PROBLEM DESCRIPTION:
Extract all lines containing "bottom".

THE INPUT:
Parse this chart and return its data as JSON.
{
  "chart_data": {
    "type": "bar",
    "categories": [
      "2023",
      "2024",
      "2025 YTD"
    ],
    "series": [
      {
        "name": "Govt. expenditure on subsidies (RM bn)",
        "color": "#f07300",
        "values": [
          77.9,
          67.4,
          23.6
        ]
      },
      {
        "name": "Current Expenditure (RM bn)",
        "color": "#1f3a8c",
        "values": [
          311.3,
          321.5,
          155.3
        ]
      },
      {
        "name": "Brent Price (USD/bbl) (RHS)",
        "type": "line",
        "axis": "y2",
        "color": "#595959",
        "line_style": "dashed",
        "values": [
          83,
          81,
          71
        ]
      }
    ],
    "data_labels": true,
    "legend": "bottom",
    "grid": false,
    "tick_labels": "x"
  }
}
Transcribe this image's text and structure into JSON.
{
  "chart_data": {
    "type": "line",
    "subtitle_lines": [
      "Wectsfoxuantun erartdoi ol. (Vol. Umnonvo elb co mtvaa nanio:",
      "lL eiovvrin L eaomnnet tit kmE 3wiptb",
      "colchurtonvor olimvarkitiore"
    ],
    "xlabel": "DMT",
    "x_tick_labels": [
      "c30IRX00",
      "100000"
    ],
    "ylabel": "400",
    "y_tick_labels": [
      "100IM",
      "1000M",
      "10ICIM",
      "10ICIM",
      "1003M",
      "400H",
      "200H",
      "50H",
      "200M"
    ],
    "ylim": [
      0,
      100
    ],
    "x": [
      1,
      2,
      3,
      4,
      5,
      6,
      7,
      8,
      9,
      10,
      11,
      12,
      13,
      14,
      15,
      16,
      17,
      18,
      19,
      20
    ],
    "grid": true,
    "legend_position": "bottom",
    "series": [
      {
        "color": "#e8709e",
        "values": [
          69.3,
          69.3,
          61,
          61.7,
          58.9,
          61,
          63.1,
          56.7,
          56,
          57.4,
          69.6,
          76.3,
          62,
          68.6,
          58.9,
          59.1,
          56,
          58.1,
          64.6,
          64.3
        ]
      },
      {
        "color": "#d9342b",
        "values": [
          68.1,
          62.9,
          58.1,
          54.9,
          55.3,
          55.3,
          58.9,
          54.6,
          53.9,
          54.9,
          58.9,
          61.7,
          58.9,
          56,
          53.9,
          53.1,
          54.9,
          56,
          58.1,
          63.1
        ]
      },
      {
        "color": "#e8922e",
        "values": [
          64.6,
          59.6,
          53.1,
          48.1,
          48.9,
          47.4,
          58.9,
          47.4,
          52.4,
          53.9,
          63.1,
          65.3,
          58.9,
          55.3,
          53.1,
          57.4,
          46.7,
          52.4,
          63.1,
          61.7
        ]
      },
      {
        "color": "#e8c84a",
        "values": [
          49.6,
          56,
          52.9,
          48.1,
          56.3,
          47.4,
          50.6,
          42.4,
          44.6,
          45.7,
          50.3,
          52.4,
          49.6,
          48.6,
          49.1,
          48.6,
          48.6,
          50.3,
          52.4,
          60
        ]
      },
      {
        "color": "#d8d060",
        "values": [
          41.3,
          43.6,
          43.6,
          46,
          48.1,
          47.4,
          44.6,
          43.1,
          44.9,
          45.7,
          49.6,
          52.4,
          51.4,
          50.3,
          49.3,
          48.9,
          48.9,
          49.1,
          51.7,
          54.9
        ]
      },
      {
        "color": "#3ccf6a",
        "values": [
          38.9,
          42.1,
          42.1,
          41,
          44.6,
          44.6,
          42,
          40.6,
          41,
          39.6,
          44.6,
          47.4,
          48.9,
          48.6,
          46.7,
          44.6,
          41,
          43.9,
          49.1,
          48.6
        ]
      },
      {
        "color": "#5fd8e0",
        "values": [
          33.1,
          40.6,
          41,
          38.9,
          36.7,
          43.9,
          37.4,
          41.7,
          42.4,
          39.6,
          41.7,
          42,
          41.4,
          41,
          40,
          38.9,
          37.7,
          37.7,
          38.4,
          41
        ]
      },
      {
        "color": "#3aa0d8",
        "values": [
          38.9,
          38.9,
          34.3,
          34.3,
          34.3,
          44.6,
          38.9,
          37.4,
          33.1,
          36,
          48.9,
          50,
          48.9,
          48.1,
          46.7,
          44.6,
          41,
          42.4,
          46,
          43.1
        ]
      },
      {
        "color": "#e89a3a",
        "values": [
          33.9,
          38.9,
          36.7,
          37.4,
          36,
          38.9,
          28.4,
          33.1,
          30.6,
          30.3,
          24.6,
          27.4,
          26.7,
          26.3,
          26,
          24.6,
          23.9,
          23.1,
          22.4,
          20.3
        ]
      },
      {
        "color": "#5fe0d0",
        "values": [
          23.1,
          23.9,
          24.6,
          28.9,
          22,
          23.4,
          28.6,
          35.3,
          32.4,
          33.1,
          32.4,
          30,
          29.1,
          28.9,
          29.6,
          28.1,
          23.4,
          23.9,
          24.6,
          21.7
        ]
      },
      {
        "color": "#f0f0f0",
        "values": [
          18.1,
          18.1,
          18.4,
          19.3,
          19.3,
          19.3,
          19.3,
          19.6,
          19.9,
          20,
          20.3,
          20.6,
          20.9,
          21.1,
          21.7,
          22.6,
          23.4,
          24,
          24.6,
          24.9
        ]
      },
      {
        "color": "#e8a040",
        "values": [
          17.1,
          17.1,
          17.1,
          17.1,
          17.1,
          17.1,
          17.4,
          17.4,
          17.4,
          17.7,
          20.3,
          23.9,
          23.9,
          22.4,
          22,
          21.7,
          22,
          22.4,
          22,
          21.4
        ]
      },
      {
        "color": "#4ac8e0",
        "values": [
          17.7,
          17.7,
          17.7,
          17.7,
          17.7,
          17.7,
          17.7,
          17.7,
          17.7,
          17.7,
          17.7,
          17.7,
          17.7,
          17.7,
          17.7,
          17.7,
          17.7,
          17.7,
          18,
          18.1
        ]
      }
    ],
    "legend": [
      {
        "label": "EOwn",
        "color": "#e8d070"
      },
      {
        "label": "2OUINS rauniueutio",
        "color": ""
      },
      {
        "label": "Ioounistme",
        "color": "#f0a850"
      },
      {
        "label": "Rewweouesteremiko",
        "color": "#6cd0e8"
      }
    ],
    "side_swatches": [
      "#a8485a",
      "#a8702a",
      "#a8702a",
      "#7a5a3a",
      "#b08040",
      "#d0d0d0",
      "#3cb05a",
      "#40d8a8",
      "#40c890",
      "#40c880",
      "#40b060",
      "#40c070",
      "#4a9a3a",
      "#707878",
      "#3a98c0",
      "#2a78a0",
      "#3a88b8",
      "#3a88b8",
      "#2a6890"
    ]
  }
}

ANSWER IN FULL:
    "legend": "bottom",
    "legend_position": "bottom",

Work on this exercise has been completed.